Search the records for the word "matrix" and pick out every line that has it.

Extracted records
---
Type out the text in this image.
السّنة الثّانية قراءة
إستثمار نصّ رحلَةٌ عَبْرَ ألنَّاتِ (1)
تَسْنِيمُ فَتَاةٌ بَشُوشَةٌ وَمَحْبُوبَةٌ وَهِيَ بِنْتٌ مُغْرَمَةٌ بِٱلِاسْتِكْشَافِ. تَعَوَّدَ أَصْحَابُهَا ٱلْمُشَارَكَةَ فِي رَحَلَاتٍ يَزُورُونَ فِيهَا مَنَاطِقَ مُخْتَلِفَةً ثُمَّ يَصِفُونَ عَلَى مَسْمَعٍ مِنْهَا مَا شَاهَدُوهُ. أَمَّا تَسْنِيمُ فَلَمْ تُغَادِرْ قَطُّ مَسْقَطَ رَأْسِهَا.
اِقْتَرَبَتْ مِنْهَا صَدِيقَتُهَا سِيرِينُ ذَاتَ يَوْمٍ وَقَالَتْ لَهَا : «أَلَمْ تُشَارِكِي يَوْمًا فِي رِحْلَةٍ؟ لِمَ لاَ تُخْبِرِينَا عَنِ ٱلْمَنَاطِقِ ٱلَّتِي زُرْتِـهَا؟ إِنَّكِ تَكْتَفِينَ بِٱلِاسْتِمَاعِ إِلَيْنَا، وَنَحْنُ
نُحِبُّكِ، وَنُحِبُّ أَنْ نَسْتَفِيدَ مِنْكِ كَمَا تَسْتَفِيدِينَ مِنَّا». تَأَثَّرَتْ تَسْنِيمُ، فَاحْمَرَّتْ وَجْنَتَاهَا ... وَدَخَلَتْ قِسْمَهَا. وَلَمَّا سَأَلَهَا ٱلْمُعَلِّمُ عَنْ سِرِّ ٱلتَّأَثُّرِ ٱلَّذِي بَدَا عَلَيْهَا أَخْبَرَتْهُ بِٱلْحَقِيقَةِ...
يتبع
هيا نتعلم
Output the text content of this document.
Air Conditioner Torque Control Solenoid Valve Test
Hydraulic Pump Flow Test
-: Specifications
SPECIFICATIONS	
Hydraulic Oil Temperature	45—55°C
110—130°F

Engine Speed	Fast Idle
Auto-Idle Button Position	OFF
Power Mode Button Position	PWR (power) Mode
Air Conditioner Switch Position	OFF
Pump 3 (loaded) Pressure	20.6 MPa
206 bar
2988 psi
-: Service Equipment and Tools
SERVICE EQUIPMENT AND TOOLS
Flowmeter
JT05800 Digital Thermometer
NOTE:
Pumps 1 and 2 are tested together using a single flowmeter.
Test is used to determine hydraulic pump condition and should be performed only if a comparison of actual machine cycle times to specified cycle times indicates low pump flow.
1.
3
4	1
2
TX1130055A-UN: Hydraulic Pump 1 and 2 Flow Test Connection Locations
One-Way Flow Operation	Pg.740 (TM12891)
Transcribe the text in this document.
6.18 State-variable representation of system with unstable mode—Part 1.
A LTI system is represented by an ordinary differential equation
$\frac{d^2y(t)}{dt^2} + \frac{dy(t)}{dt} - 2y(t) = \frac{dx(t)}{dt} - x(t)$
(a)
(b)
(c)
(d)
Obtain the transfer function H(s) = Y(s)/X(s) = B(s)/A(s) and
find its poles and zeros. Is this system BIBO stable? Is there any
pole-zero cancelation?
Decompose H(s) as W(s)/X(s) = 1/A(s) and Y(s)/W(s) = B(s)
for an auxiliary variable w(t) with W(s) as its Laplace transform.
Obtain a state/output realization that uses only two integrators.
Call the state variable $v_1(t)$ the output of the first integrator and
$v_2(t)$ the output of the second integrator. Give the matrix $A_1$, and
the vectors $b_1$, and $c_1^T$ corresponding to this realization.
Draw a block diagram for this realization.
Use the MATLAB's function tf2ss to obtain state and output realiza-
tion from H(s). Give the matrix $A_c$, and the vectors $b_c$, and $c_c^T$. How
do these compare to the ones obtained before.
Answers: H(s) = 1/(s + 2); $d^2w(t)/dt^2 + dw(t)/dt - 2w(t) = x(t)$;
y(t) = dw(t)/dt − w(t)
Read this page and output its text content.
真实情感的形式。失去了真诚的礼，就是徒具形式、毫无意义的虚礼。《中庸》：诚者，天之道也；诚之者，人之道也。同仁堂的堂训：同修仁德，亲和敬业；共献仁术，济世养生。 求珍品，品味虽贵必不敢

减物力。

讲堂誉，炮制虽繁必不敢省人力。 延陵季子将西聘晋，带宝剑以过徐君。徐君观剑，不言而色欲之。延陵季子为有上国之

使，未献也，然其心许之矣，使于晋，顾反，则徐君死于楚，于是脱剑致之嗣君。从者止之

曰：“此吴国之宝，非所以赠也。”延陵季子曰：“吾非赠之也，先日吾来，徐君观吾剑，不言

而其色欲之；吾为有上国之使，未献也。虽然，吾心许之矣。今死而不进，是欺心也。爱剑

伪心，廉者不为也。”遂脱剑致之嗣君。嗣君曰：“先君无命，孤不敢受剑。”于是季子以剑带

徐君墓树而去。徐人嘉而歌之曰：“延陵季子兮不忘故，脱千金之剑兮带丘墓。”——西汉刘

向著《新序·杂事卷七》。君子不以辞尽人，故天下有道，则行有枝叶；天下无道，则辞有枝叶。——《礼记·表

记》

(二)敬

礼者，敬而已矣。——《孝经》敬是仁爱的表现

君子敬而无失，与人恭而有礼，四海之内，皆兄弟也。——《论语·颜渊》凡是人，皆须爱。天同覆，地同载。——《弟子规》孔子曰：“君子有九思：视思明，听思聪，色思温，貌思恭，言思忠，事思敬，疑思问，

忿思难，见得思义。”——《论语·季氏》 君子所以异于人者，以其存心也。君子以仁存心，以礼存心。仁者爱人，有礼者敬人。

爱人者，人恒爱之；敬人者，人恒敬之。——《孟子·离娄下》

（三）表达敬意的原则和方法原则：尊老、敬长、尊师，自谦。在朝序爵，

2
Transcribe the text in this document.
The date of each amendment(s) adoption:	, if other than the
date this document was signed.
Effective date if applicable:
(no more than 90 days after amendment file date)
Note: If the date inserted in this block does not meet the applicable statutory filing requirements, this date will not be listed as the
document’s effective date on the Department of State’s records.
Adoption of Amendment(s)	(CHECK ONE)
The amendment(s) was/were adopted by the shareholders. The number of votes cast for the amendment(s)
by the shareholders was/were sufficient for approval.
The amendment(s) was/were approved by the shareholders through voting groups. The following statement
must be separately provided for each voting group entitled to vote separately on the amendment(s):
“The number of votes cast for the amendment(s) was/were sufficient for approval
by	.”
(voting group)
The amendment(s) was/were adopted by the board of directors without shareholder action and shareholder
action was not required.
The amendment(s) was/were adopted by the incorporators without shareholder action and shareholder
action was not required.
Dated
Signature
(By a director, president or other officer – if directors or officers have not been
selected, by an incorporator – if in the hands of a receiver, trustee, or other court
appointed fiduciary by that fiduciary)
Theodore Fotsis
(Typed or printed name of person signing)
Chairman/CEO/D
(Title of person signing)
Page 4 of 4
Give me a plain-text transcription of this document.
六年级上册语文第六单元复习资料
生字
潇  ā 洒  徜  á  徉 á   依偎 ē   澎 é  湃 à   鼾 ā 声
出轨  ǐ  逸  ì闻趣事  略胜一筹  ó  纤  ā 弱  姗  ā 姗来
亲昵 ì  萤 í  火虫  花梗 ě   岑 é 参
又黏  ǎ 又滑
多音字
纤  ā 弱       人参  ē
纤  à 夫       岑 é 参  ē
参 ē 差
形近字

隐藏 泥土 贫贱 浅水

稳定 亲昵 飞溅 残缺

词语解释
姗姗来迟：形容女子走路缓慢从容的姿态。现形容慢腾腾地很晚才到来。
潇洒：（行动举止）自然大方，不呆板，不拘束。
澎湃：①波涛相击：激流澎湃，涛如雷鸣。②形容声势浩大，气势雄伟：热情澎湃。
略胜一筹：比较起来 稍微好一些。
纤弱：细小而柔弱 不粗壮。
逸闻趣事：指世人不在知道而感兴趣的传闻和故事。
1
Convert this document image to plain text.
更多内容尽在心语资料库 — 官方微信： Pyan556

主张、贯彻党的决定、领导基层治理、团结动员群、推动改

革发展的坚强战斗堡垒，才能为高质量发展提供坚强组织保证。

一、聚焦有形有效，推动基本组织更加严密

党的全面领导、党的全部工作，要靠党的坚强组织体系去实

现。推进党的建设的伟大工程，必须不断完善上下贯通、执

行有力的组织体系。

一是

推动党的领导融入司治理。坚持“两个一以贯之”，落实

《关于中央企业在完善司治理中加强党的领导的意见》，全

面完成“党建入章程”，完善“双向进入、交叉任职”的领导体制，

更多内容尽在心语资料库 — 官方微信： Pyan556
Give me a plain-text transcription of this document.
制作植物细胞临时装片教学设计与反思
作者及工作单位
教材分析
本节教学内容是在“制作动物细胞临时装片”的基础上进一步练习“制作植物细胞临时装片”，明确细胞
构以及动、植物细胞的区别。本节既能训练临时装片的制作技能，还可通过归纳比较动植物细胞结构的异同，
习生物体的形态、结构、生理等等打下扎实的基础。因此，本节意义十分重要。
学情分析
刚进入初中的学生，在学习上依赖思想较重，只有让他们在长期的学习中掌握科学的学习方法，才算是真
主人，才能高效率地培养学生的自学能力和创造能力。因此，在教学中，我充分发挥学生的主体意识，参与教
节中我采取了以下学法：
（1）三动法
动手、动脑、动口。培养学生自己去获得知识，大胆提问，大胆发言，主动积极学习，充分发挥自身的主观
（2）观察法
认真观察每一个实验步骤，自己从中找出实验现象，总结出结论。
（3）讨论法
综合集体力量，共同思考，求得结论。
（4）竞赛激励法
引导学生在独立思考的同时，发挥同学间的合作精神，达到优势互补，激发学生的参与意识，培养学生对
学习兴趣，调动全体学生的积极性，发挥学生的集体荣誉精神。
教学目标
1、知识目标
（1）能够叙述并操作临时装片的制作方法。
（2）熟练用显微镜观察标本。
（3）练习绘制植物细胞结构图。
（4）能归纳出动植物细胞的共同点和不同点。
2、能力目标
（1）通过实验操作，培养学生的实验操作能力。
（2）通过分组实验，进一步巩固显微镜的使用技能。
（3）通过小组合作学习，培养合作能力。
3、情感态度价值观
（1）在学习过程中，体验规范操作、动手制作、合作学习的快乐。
---
__COMPLETED TASK__.
$v_2(t)$ the output of the second integrator. Give the matrix $A_1$, and
tion from H(s). Give the matrix $A_c$, and the vectors $b_c$, and $c_c^T$. How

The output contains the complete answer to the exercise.